Chorou por um “nunca mais” enquanto em seu próprio país o mesmo ódio que motivou Hitler contra judeus ainda se perpetua em conflitos raciais agora expostos e extra-expostos por Barack Obama. O ódio que leva a simpatizantes de seu partido que, segundo estudos psicológicos tende a atrair separatistas sulistas, a rejeitarem a menor opção de que um presidente negro os represente. O ódio comunitário que levou Rudy Giuliani a admitir sua inabilidade de atrair negros e sua postura aberta de sequer fazer campanhas em suas comunidades.


Finalizando com Mike Huckabee,


Que apareceu no programa Morning Joe e declarou que “nós precisamos dar um desconto a pessoas que vem do sul ou filhos de gerações passadas do sul do país,” pois seu ódio é real e ainda vivo em suas memórias. Afinal, esses são os filhos dos ex vizinhos de Rosa Parks. São aqueles que choraram a morte de Martin Luther King quando acompanharam seu caixão no sombrio dia de seu funeral. Esses são os segregados, os separados e os excluídos de todas as formas e maneiras que possam vocês imaginar.

Barack Obama me convenceu com seu discurso. Pretende ainda dar mais dois sobre o Iraque, política externa e a economia, hoje e amanhã. Vence em praticamente todos os ângulos nesta corrida à nomeação. O cronômetro a Pennsylvania corre solto, e a Novembro, paulatino. A raça de Obama vem se comprovando dia-a-dia.

RF

8 comments:

Deba said...

Acredita que nunca havia lido teu blog?
Gostei do que li. Aliás, nem lembro como achou meu blog [:P]
Pelo Orkut creio...

Depois procuro a moça citada. :)

Quanto ao Obama, será que o Morrissey estava errado? :
"In America
The land of the free, they said
And of opportunity
In a just and a truthful way
But where the president
Is never black, female or gay
And until that day
You've got nothing to say to me
To help me believe"???

Nem sei se gosta de Morrissey ;P

Obrigada por comentar no meu blog e pretendo visitar o seu mais vezes :D

Roy Frenkiel said...

Deborah, claro que gosto de Morrissey, apesar de ainda ter certeza de que, politcamente falando, ele ainda eh inocente demais. Nem com um presidente negro, gay ou mulher, as crostas raciais e divisivas do pais se dissparao, Mas seria um bom comeco. Apareca mais vezes!

bjx

RF

o refúgio said...

Olá, menino Roy! Não li a postagem, perdon! estou sem tempo pra textos longos, além do mais estou alienada, veja bem ESTOU alienada, não SOU alienada. será?
Beijos.

## [LISTA DE TAREFAS]
**1.** No texto sobre Barack Obama, reescreva tudo desde "Chorou por um" até "em suas comunidades.", trocando "ódio" por "rancor".
**2.** Retome o texto sobre Barack Obama e dê continuidade a ele a partir da última frase apresentada.

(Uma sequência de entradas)
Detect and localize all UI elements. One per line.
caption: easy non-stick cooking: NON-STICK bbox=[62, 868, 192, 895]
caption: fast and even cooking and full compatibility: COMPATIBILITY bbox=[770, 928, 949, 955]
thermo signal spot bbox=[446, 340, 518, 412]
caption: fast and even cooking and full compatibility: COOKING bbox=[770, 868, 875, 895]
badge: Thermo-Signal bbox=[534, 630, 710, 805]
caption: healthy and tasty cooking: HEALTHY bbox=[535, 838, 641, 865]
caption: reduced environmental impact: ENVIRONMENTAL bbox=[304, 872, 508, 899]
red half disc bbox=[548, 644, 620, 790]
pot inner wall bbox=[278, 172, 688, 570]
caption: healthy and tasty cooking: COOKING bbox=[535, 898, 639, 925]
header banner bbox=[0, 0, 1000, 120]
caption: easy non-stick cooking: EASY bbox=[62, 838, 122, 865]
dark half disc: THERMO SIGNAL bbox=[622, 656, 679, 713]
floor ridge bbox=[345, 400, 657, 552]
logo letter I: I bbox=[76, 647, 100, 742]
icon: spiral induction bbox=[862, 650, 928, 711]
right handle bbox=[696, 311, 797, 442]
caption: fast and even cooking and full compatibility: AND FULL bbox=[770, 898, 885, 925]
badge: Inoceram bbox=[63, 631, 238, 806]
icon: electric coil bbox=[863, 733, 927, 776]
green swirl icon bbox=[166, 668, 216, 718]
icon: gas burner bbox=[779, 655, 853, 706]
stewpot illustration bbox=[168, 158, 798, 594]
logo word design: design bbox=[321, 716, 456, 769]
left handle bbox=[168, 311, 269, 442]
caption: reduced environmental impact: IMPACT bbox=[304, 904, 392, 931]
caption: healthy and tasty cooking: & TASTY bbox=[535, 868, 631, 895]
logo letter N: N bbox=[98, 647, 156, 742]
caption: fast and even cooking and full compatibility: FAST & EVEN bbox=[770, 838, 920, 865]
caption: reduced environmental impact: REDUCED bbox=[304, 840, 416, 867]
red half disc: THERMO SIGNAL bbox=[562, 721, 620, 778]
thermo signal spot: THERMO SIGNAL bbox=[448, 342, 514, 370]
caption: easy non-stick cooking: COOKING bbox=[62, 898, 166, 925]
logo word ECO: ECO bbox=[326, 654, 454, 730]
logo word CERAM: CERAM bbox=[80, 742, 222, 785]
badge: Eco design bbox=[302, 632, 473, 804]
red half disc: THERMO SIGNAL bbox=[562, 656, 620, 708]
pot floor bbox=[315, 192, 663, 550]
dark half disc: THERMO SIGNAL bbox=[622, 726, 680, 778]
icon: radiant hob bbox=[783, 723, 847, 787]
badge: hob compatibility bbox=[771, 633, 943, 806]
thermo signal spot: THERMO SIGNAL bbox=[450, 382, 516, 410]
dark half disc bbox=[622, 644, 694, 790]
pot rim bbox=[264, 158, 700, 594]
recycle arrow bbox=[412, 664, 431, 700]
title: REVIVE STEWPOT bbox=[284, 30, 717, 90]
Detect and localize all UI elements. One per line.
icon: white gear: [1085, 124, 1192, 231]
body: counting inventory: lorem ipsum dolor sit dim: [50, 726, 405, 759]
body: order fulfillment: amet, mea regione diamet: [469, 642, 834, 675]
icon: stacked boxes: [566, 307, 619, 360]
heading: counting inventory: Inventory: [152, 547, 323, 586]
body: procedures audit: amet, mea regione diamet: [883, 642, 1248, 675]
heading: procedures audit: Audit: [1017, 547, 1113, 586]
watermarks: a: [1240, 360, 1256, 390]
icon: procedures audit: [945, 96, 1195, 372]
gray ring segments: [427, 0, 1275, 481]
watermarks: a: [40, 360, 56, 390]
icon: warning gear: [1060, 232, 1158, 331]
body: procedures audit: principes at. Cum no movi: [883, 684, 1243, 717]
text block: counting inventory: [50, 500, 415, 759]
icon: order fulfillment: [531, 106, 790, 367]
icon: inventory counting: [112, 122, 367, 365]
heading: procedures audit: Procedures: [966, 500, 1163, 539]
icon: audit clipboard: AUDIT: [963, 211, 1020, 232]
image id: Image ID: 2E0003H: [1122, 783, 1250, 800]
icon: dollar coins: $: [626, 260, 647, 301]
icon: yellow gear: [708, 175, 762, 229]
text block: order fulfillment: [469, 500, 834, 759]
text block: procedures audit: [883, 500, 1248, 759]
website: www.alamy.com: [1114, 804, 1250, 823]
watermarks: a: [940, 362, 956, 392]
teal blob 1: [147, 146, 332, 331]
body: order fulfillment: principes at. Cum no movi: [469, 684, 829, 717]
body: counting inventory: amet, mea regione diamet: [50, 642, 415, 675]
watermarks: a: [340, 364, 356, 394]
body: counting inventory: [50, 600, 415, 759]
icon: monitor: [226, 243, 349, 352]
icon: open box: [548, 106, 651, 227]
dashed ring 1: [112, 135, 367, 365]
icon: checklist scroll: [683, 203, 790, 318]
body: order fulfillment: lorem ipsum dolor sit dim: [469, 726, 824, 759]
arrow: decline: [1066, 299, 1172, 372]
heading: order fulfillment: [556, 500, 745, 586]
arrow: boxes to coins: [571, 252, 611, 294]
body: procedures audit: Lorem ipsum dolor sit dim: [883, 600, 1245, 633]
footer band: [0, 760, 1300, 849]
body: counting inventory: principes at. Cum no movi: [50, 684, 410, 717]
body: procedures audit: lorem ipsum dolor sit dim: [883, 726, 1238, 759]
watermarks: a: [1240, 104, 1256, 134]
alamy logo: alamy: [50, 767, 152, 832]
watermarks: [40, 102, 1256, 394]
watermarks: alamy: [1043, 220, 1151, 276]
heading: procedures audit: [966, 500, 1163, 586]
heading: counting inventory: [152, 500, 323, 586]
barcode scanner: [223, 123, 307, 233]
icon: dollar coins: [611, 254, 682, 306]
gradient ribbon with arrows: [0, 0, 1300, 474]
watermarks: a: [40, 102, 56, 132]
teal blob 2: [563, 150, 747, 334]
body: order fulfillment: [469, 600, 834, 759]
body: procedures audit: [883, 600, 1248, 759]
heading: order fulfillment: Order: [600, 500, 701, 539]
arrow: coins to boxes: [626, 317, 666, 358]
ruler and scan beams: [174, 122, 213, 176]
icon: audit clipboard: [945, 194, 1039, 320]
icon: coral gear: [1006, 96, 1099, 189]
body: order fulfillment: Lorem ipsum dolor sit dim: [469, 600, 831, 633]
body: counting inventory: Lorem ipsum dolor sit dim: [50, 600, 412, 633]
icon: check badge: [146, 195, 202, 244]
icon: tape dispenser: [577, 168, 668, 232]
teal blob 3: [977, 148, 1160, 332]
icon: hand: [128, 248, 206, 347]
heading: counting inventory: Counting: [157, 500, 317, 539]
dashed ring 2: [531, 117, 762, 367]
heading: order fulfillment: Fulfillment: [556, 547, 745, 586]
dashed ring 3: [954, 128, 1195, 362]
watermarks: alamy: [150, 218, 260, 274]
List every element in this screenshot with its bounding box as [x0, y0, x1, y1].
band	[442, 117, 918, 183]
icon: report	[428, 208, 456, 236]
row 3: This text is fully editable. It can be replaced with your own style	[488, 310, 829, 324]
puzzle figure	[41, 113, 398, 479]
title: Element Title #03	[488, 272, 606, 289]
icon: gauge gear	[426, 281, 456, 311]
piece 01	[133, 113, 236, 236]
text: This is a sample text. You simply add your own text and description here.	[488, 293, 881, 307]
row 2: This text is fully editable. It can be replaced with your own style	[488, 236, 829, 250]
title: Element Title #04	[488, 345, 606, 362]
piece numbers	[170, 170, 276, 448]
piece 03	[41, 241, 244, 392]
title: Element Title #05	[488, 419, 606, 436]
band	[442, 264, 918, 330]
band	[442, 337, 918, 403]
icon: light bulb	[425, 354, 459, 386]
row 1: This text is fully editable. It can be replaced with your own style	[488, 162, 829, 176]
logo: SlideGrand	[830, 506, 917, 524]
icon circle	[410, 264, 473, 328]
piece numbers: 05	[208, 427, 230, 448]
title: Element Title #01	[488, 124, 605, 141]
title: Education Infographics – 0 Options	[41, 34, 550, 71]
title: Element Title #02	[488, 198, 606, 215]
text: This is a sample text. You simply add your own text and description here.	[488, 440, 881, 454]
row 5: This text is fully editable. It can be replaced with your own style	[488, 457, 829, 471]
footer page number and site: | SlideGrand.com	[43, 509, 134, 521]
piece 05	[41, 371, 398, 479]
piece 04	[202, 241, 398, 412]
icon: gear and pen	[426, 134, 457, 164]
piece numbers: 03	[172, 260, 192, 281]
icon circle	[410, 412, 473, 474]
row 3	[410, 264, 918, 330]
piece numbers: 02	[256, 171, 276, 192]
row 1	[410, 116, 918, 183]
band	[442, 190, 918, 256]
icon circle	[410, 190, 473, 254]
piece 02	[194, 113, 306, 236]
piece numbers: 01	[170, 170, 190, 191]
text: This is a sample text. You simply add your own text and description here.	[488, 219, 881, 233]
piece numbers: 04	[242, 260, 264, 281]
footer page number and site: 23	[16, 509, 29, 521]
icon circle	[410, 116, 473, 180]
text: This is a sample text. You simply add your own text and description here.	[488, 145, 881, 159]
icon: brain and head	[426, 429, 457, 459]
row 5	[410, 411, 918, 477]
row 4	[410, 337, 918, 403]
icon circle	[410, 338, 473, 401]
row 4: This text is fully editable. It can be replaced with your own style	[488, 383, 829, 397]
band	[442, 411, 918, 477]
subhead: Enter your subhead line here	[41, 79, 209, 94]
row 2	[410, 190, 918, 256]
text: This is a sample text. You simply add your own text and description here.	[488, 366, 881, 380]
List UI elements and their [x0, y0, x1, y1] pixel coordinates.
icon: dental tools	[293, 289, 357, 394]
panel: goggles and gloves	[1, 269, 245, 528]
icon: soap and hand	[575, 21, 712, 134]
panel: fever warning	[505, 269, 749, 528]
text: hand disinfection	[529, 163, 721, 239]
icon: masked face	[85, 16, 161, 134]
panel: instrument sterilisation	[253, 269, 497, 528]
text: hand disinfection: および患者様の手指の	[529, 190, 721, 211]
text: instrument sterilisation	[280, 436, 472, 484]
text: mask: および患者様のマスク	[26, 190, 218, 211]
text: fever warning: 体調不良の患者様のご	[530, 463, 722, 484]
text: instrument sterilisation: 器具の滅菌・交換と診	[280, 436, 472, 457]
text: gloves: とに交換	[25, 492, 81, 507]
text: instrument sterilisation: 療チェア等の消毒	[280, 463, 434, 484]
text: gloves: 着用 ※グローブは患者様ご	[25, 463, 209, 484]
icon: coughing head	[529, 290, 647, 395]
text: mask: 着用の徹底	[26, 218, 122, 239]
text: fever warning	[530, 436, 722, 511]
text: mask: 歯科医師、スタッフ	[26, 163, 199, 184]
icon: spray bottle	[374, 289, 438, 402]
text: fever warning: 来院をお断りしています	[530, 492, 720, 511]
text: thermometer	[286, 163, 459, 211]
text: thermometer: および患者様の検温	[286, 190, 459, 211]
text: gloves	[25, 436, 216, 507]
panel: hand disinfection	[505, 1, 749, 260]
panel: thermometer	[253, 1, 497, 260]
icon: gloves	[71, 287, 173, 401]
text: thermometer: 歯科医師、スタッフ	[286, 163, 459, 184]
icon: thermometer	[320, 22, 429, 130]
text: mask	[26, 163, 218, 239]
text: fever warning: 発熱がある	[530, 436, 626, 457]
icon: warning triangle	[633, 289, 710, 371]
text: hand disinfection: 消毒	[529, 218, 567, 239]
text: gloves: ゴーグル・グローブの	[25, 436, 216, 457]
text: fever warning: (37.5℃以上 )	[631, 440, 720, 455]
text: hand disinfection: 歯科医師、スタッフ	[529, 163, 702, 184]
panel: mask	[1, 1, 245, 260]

## [RESPOSTAS DO EXERCÍCIO]
**1.**
Chorou por um “nunca mais” enquanto em seu próprio país o mesmo rancor que motivou Hitler contra judeus ainda se perpetua em conflitos raciais agora expostos e extra-expostos por Barack Obama. O rancor que leva a simpatizantes de seu partido que, segundo estudos psicológicos tende a atrair separatistas sulistas, a rejeitarem a menor opção de que um presidente negro os represente. O rancor comunitário que levou Rudy Giuliani a admitir sua inabilidade de atrair negros e sua postura aberta de sequer fazer campanhas em suas comunidades.

**2.**
Anonymous said...

Roy, lendo a Folha de S. Paulo hoje, encontrei um trecho desse discurso de Obama que muito me agradou:

"Não posso rejeitá-lo [o pastor Jeremiah Wright], assim como não posso rejeitar a comunidade negra. Assim como não posso rejeitar minha avó branca(...) que já confessou seu medo de homens negros que passam por ela na rua e que em mais de uma ocasião repetiu estereótipos étnicos ou raciais que me fizeram encolher".

Mostrou muita habilidade para conduzir uma questão espinhuda, como é a questão racial.

Como não acompanho a vida do senado americano, vou ficar com sua opinião, na qual confio. Um abraço.

Roy Frenkiel said...

Halem, foi um discurso peitudo, corajoso e maduro. Quase inedito ver esse contexto discutido desse modo. Quanto ao senado, lembre-se de como eh o senado no Brasil. Pode se dizer que muitos senadores votam excepcionalmente diferente dos demais? Oposicao, governo, e os identicos se misturam. Obama, nesse caso, ja deu suas gafes, ja deu seus acertos, e no mais sua inexperiencia conta contra o oficio, mas por sua postura, por seus ideias, por seus discursos, putz... Emocionou.

Sandrinha, volte sempre, alienada ou nao ;-)

Vais said...

Olá Roy,
muito bom.
como ainda deve falar um Professor de geografia que tive, o que está acontecendo nos estados unidos, o Obama, é um sucesso.
Tem gente que fala que aqui no Brasil não existe racismo, as relações capitalistas são deprimentes.
boa a cobertura
abraço

Tânia said...

Vamos por partes e ao todo em si...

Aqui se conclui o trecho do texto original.